## Challenge
Extract the text of each entry below exactly, leaving every image behind.

+===+

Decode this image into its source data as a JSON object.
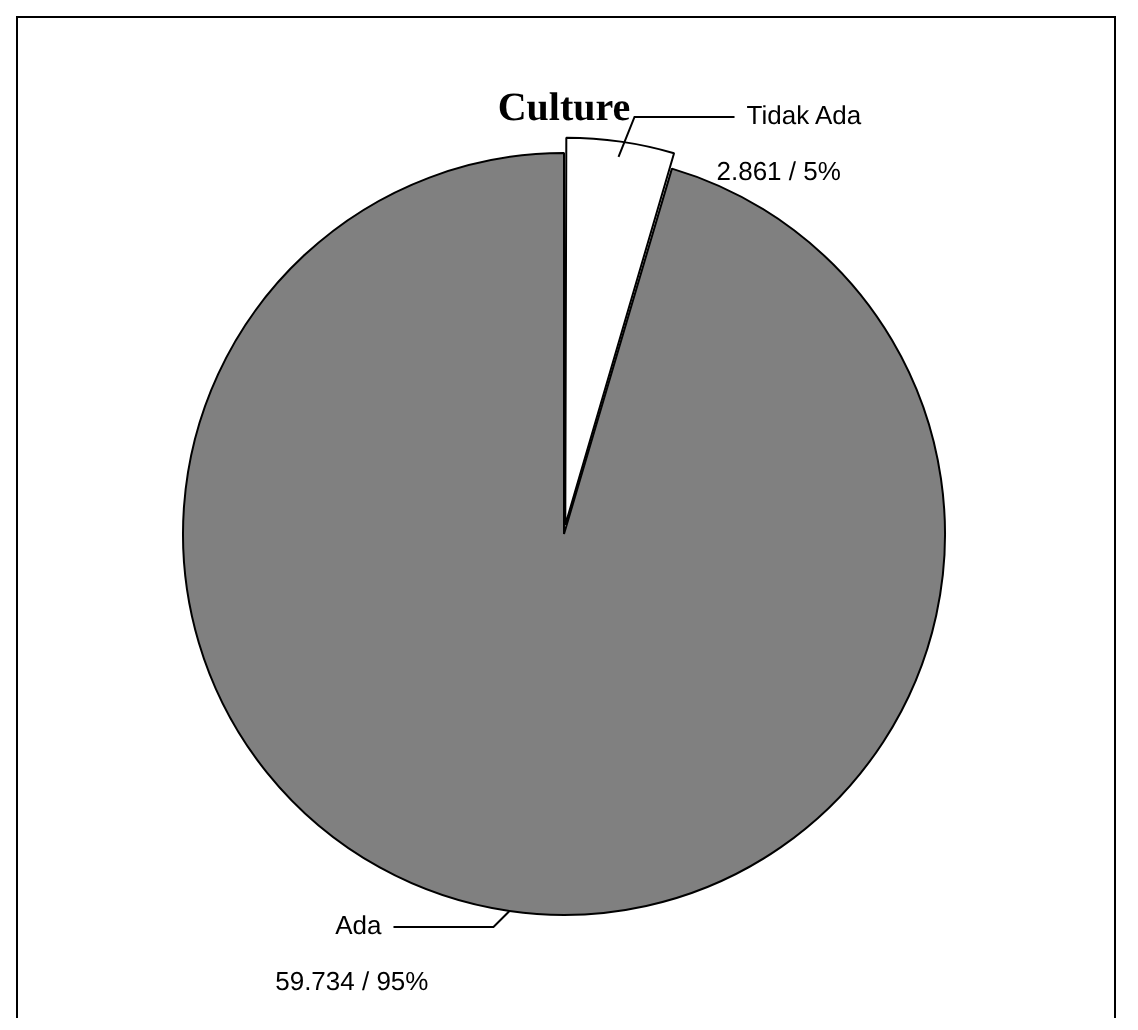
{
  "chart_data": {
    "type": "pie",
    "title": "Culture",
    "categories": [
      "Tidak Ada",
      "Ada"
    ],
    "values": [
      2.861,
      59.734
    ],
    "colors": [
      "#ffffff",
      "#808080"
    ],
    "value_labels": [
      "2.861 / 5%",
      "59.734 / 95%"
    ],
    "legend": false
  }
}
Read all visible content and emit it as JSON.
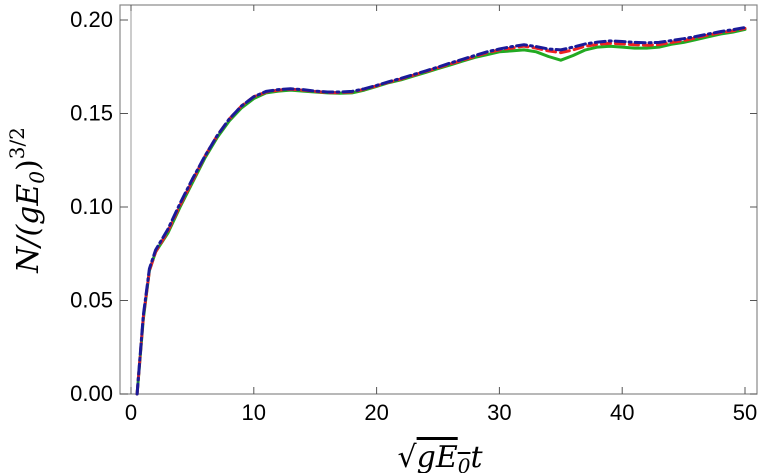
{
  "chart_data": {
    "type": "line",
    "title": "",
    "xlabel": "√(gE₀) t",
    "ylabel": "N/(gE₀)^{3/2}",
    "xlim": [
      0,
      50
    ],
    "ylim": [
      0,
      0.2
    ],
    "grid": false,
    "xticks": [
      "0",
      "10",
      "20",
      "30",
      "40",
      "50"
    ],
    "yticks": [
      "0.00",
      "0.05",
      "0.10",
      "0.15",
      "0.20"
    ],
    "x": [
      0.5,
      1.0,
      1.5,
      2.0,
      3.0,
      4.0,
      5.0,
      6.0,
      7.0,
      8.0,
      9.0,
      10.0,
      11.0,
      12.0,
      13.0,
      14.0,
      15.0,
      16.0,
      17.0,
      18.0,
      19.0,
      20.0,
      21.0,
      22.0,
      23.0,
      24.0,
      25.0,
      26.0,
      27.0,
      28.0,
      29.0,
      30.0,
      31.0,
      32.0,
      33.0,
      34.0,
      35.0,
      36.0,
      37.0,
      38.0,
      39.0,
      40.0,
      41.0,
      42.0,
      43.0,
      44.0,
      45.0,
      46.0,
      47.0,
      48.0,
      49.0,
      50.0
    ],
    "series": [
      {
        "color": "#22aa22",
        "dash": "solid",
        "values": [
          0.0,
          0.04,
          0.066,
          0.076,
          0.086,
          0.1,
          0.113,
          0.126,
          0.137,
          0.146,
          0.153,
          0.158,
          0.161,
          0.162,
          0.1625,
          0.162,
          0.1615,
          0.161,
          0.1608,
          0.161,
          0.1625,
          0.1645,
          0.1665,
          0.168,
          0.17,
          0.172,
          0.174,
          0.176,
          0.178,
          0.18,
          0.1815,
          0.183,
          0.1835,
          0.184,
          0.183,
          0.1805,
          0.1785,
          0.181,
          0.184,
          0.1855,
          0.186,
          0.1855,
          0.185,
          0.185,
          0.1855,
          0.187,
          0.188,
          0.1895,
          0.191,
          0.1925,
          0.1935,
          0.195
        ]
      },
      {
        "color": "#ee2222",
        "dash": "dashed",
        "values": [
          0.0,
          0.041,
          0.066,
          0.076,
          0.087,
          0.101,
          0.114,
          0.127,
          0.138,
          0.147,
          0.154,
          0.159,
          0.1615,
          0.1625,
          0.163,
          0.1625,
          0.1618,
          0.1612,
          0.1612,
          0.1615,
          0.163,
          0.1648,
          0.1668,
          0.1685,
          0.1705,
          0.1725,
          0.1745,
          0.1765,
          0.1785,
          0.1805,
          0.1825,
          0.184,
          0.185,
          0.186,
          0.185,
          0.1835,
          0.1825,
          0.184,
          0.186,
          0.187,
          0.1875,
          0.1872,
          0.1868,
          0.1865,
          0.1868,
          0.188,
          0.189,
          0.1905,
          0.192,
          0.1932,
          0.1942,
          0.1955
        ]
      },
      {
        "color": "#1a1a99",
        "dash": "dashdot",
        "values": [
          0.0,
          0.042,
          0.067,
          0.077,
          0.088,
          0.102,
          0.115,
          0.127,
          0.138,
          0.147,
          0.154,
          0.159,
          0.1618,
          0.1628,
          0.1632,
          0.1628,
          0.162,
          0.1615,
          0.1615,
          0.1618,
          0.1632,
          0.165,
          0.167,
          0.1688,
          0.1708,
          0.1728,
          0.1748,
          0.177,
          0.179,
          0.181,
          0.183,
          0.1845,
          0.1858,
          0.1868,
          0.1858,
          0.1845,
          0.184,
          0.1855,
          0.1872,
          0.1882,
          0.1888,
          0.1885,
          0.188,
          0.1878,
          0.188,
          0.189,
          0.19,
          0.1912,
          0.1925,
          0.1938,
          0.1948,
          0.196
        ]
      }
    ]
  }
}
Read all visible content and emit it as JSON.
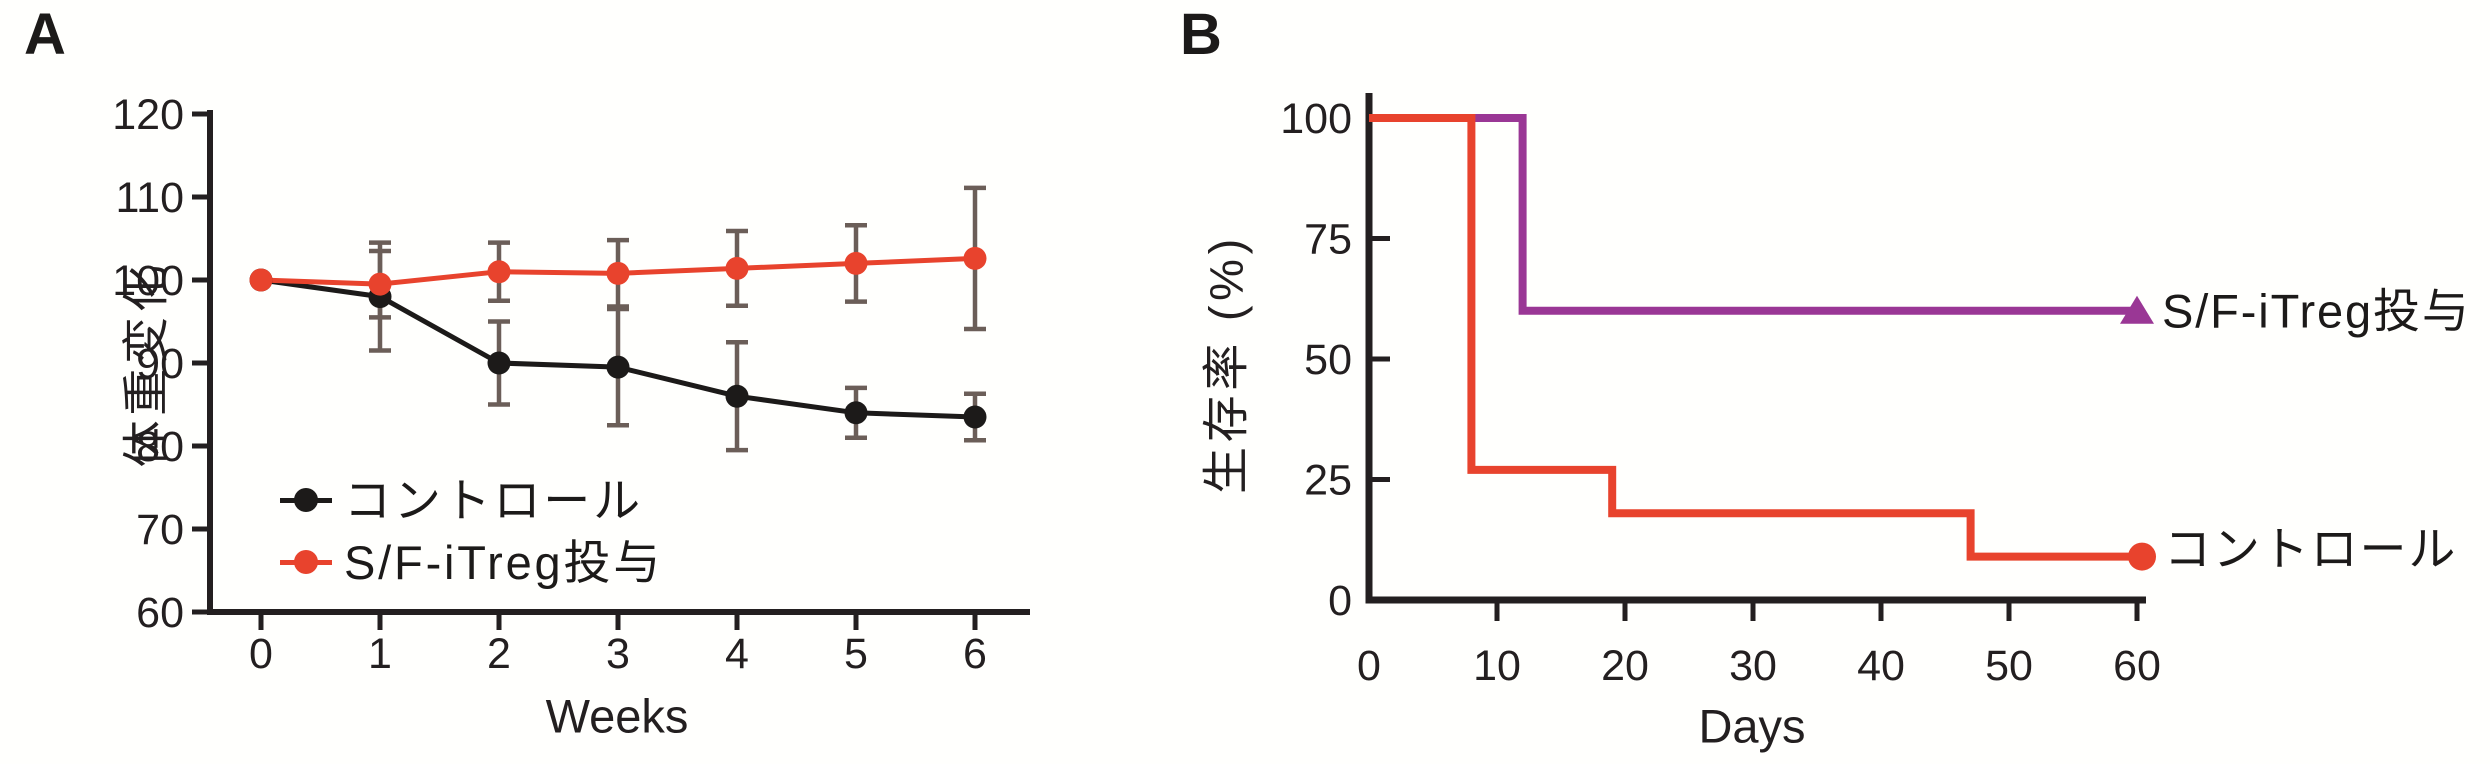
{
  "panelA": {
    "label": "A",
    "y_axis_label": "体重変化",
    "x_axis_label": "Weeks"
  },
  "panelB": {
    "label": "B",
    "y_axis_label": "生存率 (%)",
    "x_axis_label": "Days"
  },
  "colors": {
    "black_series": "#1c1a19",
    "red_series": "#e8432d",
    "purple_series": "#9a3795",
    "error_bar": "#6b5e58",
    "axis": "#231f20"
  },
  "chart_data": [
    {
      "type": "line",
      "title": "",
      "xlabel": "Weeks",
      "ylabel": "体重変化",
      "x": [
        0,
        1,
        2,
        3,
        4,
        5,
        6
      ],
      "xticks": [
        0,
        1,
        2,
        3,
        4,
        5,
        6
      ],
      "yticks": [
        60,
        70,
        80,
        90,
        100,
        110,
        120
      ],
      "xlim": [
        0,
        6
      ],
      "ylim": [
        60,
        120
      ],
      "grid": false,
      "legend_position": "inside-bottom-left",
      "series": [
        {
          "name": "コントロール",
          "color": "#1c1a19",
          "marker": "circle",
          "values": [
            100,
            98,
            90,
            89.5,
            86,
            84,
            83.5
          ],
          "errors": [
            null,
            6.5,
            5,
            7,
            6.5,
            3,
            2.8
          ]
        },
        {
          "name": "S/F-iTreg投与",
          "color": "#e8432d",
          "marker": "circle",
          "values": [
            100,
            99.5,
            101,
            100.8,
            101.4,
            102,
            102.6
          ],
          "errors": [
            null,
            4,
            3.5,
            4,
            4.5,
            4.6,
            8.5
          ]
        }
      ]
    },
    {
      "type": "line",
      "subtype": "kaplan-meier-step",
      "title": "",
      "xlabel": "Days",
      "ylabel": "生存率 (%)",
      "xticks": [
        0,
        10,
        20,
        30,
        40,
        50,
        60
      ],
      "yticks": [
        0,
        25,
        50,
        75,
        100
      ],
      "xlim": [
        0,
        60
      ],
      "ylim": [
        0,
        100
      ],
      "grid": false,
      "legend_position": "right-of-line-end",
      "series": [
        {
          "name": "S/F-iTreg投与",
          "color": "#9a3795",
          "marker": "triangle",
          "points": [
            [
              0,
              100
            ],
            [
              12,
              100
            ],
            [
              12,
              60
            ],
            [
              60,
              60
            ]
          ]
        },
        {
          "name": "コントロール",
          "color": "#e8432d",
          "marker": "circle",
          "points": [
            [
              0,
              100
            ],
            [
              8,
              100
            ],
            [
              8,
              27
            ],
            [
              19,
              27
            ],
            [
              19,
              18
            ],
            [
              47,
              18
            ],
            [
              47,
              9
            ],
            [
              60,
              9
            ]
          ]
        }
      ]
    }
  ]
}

+===+

## The result
Decode this image into its source data as a JSON object.
{
  "chart_data": {
    "type": "pie",
    "title": "Culture",
    "categories": [
      "Tidak Ada",
      "Ada"
    ],
    "values": [
      2.861,
      59.734
    ],
    "colors": [
      "#ffffff",
      "#808080"
    ],
    "value_labels": [
      "2.861 / 5%",
      "59.734 / 95%"
    ],
    "legend": false
  }
}
Read all visible content and emit it as JSON.
{
  "chart_data": {
    "type": "line",
    "title": "",
    "xlabel": "√(gE₀) t",
    "ylabel": "N/(gE₀)^{3/2}",
    "xlim": [
      0,
      50
    ],
    "ylim": [
      0,
      0.2
    ],
    "grid": false,
    "xticks": [
      "0",
      "10",
      "20",
      "30",
      "40",
      "50"
    ],
    "yticks": [
      "0.00",
      "0.05",
      "0.10",
      "0.15",
      "0.20"
    ],
    "x": [
      0.5,
      1.0,
      1.5,
      2.0,
      3.0,
      4.0,
      5.0,
      6.0,
      7.0,
      8.0,
      9.0,
      10.0,
      11.0,
      12.0,
      13.0,
      14.0,
      15.0,
      16.0,
      17.0,
      18.0,
      19.0,
      20.0,
      21.0,
      22.0,
      23.0,
      24.0,
      25.0,
      26.0,
      27.0,
      28.0,
      29.0,
      30.0,
      31.0,
      32.0,
      33.0,
      34.0,
      35.0,
      36.0,
      37.0,
      38.0,
      39.0,
      40.0,
      41.0,
      42.0,
      43.0,
      44.0,
      45.0,
      46.0,
      47.0,
      48.0,
      49.0,
      50.0
    ],
    "series": [
      {
        "color": "#22aa22",
        "dash": "solid",
        "values": [
          0.0,
          0.04,
          0.066,
          0.076,
          0.086,
          0.1,
          0.113,
          0.126,
          0.137,
          0.146,
          0.153,
          0.158,
          0.161,
          0.162,
          0.1625,
          0.162,
          0.1615,
          0.161,
          0.1608,
          0.161,
          0.1625,
          0.1645,
          0.1665,
          0.168,
          0.17,
          0.172,
          0.174,
          0.176,
          0.178,
          0.18,
          0.1815,
          0.183,
          0.1835,
          0.184,
          0.183,
          0.1805,
          0.1785,
          0.181,
          0.184,
          0.1855,
          0.186,
          0.1855,
          0.185,
          0.185,
          0.1855,
          0.187,
          0.188,
          0.1895,
          0.191,
          0.1925,
          0.1935,
          0.195
        ]
      },
      {
        "color": "#ee2222",
        "dash": "dashed",
        "values": [
          0.0,
          0.041,
          0.066,
          0.076,
          0.087,
          0.101,
          0.114,
          0.127,
          0.138,
          0.147,
          0.154,
          0.159,
          0.1615,
          0.1625,
          0.163,
          0.1625,
          0.1618,
          0.1612,
          0.1612,
          0.1615,
          0.163,
          0.1648,
          0.1668,
          0.1685,
          0.1705,
          0.1725,
          0.1745,
          0.1765,
          0.1785,
          0.1805,
          0.1825,
          0.184,
          0.185,
          0.186,
          0.185,
          0.1835,
          0.1825,
          0.184,
          0.186,
          0.187,
          0.1875,
          0.1872,
          0.1868,
          0.1865,
          0.1868,
          0.188,
          0.189,
          0.1905,
          0.192,
          0.1932,
          0.1942,
          0.1955
        ]
      },
      {
        "color": "#1a1a99",
        "dash": "dashdot",
        "values": [
          0.0,
          0.042,
          0.067,
          0.077,
          0.088,
          0.102,
          0.115,
          0.127,
          0.138,
          0.147,
          0.154,
          0.159,
          0.1618,
          0.1628,
          0.1632,
          0.1628,
          0.162,
          0.1615,
          0.1615,
          0.1618,
          0.1632,
          0.165,
          0.167,
          0.1688,
          0.1708,
          0.1728,
          0.1748,
          0.177,
          0.179,
          0.181,
          0.183,
          0.1845,
          0.1858,
          0.1868,
          0.1858,
          0.1845,
          0.184,
          0.1855,
          0.1872,
          0.1882,
          0.1888,
          0.1885,
          0.188,
          0.1878,
          0.188,
          0.189,
          0.19,
          0.1912,
          0.1925,
          0.1938,
          0.1948,
          0.196
        ]
      }
    ]
  }
}
Read all visible content and emit it as JSON.
{
  "panelA": {
    "label": "A",
    "y_axis_label": "体重変化",
    "x_axis_label": "Weeks"
  },
  "panelB": {
    "label": "B",
    "y_axis_label": "生存率 (%)",
    "x_axis_label": "Days"
  },
  "colors": {
    "black_series": "#1c1a19",
    "red_series": "#e8432d",
    "purple_series": "#9a3795",
    "error_bar": "#6b5e58",
    "axis": "#231f20"
  },
  "chart_data": [
    {
      "type": "line",
      "title": "",
      "xlabel": "Weeks",
      "ylabel": "体重変化",
      "x": [
        0,
        1,
        2,
        3,
        4,
        5,
        6
      ],
      "xticks": [
        0,
        1,
        2,
        3,
        4,
        5,
        6
      ],
      "yticks": [
        60,
        70,
        80,
        90,
        100,
        110,
        120
      ],
      "xlim": [
        0,
        6
      ],
      "ylim": [
        60,
        120
      ],
      "grid": false,
      "legend_position": "inside-bottom-left",
      "series": [
        {
          "name": "コントロール",
          "color": "#1c1a19",
          "marker": "circle",
          "values": [
            100,
            98,
            90,
            89.5,
            86,
            84,
            83.5
          ],
          "errors": [
            null,
            6.5,
            5,
            7,
            6.5,
            3,
            2.8
          ]
        },
        {
          "name": "S/F-iTreg投与",
          "color": "#e8432d",
          "marker": "circle",
          "values": [
            100,
            99.5,
            101,
            100.8,
            101.4,
            102,
            102.6
          ],
          "errors": [
            null,
            4,
            3.5,
            4,
            4.5,
            4.6,
            8.5
          ]
        }
      ]
    },
    {
      "type": "line",
      "subtype": "kaplan-meier-step",
      "title": "",
      "xlabel": "Days",
      "ylabel": "生存率 (%)",
      "xticks": [
        0,
        10,
        20,
        30,
        40,
        50,
        60
      ],
      "yticks": [
        0,
        25,
        50,
        75,
        100
      ],
      "xlim": [
        0,
        60
      ],
      "ylim": [
        0,
        100
      ],
      "grid": false,
      "legend_position": "right-of-line-end",
      "series": [
        {
          "name": "S/F-iTreg投与",
          "color": "#9a3795",
          "marker": "triangle",
          "points": [
            [
              0,
              100
            ],
            [
              12,
              100
            ],
            [
              12,
              60
            ],
            [
              60,
              60
            ]
          ]
        },
        {
          "name": "コントロール",
          "color": "#e8432d",
          "marker": "circle",
          "points": [
            [
              0,
              100
            ],
            [
              8,
              100
            ],
            [
              8,
              27
            ],
            [
              19,
              27
            ],
            [
              19,
              18
            ],
            [
              47,
              18
            ],
            [
              47,
              9
            ],
            [
              60,
              9
            ]
          ]
        }
      ]
    }
  ]
}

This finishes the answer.